**WHAT YOU HAVE TO DO:** Skip the pictures and extract all of the lines exactly as written.

▼

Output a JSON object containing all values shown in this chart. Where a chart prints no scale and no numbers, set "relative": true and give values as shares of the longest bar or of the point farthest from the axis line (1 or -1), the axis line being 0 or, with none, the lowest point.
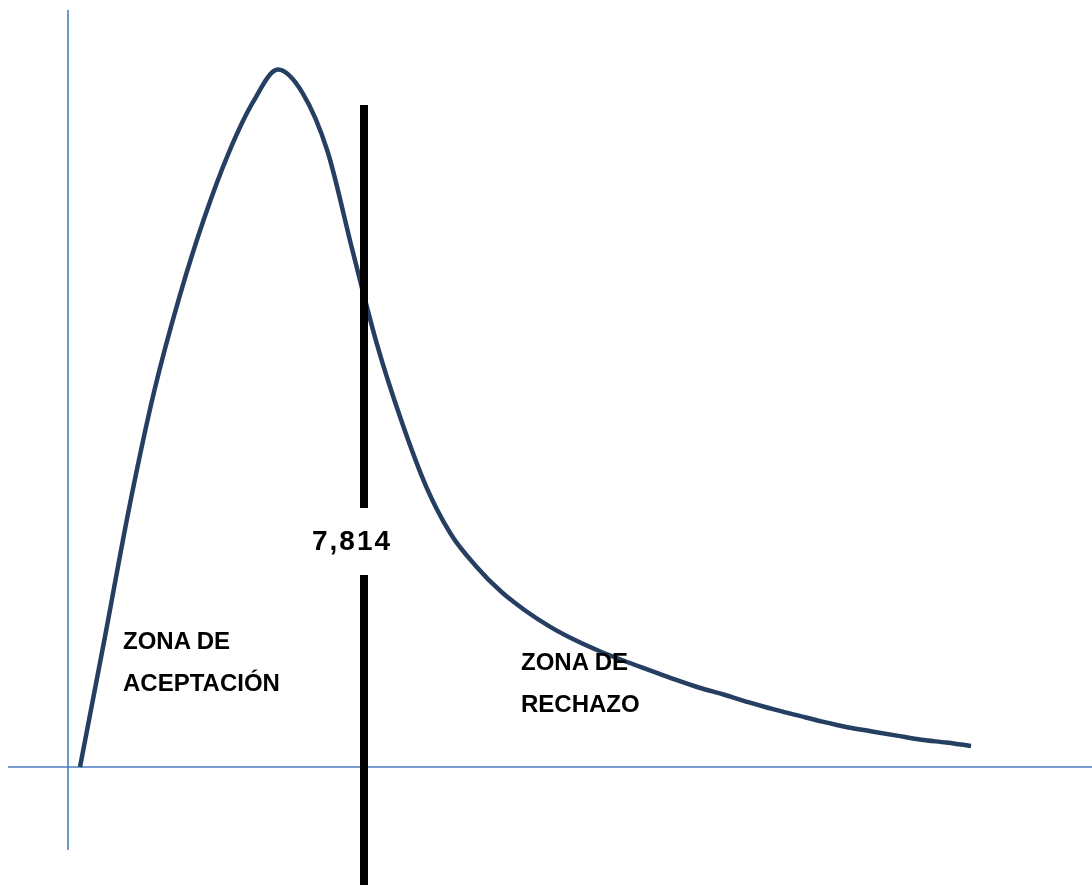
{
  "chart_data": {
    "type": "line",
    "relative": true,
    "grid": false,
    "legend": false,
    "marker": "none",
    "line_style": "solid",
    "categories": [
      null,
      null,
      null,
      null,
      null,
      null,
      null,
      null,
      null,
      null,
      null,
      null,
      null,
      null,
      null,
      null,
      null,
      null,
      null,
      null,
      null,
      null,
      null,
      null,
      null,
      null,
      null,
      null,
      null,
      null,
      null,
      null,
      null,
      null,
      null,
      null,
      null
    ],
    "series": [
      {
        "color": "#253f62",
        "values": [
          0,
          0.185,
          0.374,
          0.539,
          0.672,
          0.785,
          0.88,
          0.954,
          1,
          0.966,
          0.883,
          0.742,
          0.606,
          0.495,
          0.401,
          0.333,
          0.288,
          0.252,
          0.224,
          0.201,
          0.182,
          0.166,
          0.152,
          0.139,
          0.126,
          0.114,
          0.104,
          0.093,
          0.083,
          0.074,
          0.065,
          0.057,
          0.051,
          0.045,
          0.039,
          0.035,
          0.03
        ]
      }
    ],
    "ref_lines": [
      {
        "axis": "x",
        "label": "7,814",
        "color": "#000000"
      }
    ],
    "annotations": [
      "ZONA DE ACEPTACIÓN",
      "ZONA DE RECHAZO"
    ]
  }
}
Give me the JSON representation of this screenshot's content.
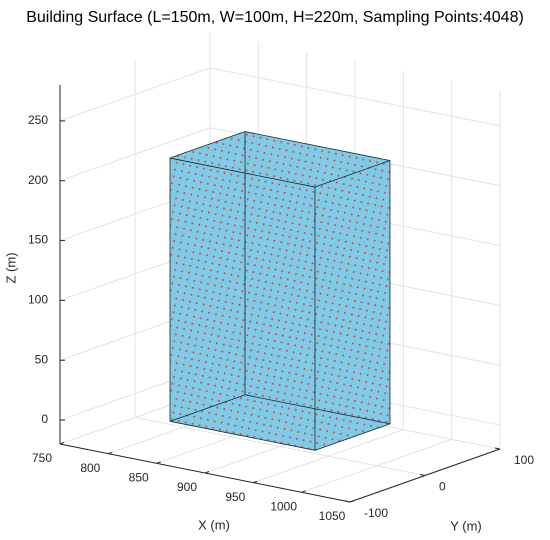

▲

**TASK ANSWER:**
Output a JSON object containing all values shown in this chart. Where a chart prints no scale and no numbers, set "relative": true and give values as shares of the longest bar or of the point farthest from the axis line (1 or -1), the axis line being 0 or, with none, the lowest point.
{
  "chart_data": {
    "type": "line",
    "relative": true,
    "grid": false,
    "legend": false,
    "marker": "none",
    "line_style": "solid",
    "categories": [
      null,
      null,
      null,
      null,
      null,
      null,
      null,
      null,
      null,
      null,
      null,
      null,
      null,
      null,
      null,
      null,
      null,
      null,
      null,
      null,
      null,
      null,
      null,
      null,
      null,
      null,
      null,
      null,
      null,
      null,
      null,
      null,
      null,
      null,
      null,
      null,
      null
    ],
    "series": [
      {
        "color": "#253f62",
        "values": [
          0,
          0.185,
          0.374,
          0.539,
          0.672,
          0.785,
          0.88,
          0.954,
          1,
          0.966,
          0.883,
          0.742,
          0.606,
          0.495,
          0.401,
          0.333,
          0.288,
          0.252,
          0.224,
          0.201,
          0.182,
          0.166,
          0.152,
          0.139,
          0.126,
          0.114,
          0.104,
          0.093,
          0.083,
          0.074,
          0.065,
          0.057,
          0.051,
          0.045,
          0.039,
          0.035,
          0.03
        ]
      }
    ],
    "ref_lines": [
      {
        "axis": "x",
        "label": "7,814",
        "color": "#000000"
      }
    ],
    "annotations": [
      "ZONA DE ACEPTACIÓN",
      "ZONA DE RECHAZO"
    ]
  }
}
Give me the JSON representation of this screenshot's content.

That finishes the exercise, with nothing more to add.